§ Task instructions:
Where does the string "BTCUSD" appear in the records? Copy every line that contains it.

[Excerpts from a figure dataset]
───

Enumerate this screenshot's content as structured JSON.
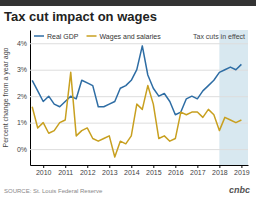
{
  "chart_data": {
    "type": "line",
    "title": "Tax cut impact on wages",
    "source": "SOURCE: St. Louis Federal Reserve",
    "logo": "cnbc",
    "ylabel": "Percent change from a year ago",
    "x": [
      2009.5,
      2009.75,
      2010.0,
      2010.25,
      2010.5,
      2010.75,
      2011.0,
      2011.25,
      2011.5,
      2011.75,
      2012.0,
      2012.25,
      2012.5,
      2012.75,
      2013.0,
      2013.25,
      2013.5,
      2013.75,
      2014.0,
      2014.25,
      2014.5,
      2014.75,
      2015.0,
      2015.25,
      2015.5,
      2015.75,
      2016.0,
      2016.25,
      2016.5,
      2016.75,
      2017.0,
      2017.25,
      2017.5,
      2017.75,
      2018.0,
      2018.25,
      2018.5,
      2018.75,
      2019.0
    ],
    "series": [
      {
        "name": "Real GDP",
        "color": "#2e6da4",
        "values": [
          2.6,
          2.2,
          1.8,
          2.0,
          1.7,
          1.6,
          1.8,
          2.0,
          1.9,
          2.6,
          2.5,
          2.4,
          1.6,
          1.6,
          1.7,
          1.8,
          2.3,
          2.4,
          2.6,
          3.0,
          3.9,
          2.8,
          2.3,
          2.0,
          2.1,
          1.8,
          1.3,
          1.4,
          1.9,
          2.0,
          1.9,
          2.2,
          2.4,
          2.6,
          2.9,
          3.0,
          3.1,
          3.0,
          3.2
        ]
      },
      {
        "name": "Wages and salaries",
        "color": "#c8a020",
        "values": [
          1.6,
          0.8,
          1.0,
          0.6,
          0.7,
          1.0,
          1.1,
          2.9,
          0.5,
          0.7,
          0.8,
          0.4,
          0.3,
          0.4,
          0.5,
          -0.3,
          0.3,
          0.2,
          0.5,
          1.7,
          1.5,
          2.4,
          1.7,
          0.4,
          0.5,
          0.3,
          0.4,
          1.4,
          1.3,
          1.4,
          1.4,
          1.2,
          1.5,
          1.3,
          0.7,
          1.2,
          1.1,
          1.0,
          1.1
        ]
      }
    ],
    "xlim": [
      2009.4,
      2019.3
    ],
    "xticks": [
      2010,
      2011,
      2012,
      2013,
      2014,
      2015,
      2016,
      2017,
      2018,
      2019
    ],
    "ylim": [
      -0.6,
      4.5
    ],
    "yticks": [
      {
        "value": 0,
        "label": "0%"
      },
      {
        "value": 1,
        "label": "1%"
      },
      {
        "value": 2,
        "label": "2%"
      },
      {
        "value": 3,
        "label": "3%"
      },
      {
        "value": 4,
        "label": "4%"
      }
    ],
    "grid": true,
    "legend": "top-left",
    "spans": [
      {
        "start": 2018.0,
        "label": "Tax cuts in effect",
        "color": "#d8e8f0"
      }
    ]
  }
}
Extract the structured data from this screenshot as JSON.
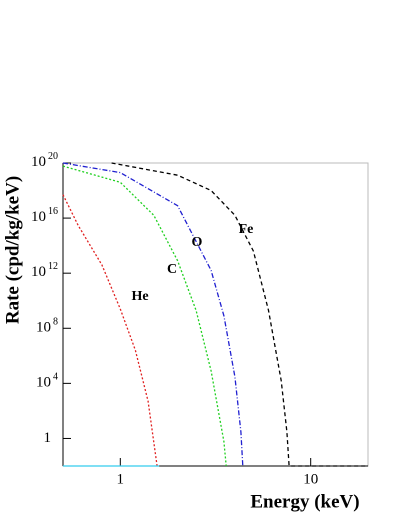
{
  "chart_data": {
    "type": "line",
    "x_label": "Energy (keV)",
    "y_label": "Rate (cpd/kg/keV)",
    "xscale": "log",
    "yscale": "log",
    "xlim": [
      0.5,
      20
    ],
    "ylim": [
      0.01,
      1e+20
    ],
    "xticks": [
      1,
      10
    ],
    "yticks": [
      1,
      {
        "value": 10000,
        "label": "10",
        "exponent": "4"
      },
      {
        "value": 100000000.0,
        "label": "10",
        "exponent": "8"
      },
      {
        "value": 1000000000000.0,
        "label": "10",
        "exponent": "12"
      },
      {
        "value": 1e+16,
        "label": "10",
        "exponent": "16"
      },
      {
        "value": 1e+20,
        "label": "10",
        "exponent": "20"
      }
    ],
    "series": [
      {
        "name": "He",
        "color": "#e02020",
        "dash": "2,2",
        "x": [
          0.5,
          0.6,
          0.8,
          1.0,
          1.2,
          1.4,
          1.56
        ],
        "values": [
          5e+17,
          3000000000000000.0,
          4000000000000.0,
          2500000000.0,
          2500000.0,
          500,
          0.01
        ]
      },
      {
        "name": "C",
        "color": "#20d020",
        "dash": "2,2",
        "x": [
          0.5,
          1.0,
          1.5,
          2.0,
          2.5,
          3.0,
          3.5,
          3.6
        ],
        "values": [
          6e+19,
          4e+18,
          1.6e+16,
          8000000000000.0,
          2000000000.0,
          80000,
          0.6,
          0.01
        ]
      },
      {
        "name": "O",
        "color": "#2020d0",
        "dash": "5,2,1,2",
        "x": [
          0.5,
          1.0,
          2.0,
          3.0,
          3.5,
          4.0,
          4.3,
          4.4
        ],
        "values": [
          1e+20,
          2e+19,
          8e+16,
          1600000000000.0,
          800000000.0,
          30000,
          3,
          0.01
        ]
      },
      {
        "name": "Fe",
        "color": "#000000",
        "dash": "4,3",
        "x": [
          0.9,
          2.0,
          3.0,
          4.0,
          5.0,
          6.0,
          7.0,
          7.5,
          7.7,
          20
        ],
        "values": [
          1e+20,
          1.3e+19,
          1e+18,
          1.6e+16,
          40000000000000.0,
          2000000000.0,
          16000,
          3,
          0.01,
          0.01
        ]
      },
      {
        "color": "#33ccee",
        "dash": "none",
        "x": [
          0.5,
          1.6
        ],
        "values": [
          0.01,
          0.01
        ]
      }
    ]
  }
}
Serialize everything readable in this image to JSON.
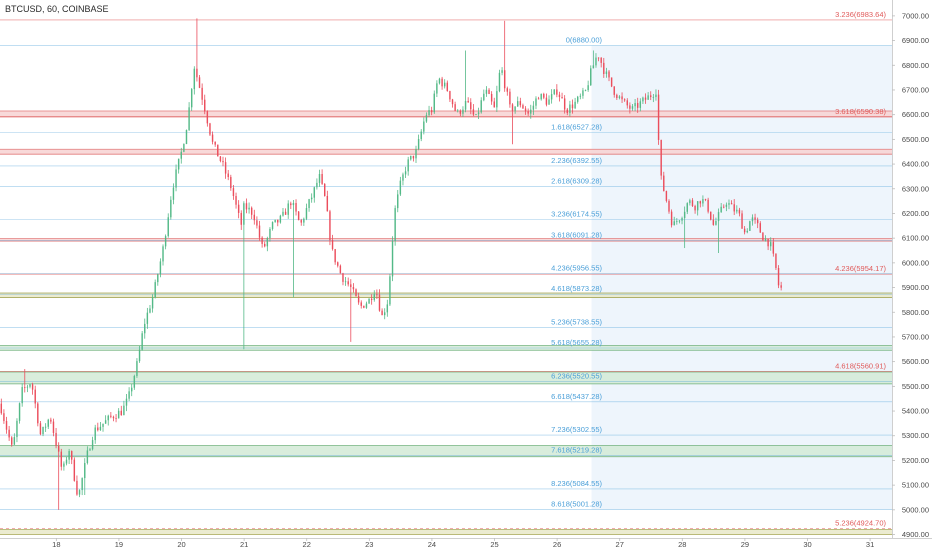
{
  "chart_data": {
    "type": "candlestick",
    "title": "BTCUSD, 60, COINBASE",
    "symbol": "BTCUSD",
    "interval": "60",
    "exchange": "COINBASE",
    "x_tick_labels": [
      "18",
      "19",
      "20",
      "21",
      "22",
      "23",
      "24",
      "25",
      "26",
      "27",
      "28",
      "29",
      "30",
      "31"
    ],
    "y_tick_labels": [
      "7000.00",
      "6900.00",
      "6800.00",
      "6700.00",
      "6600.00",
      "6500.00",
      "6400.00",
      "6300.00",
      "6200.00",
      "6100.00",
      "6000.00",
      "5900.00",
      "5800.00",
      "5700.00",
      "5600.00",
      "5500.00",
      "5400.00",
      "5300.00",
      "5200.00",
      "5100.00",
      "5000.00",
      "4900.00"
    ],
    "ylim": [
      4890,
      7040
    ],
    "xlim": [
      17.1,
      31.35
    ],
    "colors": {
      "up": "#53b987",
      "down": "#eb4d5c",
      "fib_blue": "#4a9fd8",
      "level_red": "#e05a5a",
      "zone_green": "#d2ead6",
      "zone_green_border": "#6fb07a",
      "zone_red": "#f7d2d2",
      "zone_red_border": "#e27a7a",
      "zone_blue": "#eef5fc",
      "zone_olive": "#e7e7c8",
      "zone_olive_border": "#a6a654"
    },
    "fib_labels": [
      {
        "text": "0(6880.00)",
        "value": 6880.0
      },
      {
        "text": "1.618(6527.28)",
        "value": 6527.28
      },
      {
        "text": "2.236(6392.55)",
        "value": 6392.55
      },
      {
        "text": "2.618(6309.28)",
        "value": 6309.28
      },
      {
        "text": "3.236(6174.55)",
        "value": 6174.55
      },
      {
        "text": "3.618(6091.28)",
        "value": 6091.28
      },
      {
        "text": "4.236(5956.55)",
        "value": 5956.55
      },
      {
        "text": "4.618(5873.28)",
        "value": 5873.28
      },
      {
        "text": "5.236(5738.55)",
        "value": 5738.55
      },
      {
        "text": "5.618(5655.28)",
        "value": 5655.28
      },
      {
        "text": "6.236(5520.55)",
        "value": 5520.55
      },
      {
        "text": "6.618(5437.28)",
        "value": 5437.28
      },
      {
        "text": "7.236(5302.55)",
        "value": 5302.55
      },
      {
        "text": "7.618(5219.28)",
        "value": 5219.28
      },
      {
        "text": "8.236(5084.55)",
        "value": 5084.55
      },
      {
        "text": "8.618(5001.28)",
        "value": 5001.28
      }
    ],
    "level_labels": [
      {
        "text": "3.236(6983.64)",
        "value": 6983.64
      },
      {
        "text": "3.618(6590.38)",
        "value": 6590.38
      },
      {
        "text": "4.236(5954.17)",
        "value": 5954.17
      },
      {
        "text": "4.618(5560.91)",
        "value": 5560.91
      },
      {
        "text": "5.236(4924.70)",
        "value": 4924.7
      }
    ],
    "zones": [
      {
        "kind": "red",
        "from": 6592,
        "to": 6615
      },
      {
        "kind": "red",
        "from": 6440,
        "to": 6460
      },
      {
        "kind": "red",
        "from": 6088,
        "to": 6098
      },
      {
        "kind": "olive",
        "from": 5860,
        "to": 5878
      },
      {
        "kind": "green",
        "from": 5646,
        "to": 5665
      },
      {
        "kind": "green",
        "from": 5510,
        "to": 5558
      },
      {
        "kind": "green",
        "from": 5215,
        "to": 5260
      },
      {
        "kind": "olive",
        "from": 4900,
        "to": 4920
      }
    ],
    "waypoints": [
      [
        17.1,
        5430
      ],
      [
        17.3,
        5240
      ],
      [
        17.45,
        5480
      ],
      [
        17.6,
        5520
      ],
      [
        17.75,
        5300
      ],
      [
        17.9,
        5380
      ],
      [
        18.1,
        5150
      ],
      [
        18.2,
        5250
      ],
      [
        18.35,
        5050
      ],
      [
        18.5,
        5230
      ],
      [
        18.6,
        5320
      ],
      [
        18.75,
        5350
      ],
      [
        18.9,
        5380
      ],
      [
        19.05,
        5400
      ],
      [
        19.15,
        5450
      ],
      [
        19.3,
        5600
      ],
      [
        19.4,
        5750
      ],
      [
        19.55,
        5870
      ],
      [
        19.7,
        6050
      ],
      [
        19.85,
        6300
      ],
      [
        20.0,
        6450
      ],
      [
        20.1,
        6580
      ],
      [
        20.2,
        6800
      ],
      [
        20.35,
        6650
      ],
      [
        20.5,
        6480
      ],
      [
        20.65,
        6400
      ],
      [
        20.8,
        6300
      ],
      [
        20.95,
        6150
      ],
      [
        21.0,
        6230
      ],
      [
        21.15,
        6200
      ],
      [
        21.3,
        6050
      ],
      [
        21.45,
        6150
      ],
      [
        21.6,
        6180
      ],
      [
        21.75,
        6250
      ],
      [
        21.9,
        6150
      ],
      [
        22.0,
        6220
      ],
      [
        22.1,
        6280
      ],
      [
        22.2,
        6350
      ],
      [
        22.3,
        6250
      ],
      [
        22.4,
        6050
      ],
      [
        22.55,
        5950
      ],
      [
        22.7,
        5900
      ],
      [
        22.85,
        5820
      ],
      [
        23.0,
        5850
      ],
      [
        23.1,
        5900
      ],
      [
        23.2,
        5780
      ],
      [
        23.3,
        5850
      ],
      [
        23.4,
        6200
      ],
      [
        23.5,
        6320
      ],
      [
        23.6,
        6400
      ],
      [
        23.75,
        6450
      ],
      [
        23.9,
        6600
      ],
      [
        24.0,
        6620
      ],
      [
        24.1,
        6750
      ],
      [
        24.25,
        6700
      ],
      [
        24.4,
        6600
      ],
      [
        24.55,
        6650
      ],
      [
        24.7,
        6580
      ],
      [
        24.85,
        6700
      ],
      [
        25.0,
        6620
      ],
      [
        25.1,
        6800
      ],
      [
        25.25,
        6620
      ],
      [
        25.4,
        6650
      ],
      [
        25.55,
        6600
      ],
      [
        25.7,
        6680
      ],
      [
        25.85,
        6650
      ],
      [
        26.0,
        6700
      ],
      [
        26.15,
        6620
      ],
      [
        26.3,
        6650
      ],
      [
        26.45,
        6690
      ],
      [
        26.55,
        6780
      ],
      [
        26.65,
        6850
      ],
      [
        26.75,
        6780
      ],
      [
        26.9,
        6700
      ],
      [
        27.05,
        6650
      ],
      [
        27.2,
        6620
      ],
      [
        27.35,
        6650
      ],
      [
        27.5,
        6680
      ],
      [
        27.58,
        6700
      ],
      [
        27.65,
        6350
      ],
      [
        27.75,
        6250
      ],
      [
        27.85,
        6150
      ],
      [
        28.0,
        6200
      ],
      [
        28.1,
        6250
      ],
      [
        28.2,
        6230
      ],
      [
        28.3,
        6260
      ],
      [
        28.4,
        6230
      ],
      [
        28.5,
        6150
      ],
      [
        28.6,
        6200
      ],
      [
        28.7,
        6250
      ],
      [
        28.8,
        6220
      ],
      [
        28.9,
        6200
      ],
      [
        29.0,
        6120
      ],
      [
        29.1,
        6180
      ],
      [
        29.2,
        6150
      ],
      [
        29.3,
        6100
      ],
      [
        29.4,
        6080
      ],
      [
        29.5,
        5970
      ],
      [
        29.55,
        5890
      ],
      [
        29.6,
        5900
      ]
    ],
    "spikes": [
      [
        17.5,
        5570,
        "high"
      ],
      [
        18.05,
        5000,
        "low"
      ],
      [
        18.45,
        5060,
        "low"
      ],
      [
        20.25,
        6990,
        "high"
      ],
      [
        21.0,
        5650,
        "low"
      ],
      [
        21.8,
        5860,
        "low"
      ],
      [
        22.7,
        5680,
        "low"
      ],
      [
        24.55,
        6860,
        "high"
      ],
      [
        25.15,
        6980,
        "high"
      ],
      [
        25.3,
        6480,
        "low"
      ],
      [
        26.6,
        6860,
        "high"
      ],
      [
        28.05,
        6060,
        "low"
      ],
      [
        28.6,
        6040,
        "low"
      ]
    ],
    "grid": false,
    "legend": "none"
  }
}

───

§ Exercise answer:
    "title": "BTCUSD, 60, COINBASE",
    "symbol": "BTCUSD",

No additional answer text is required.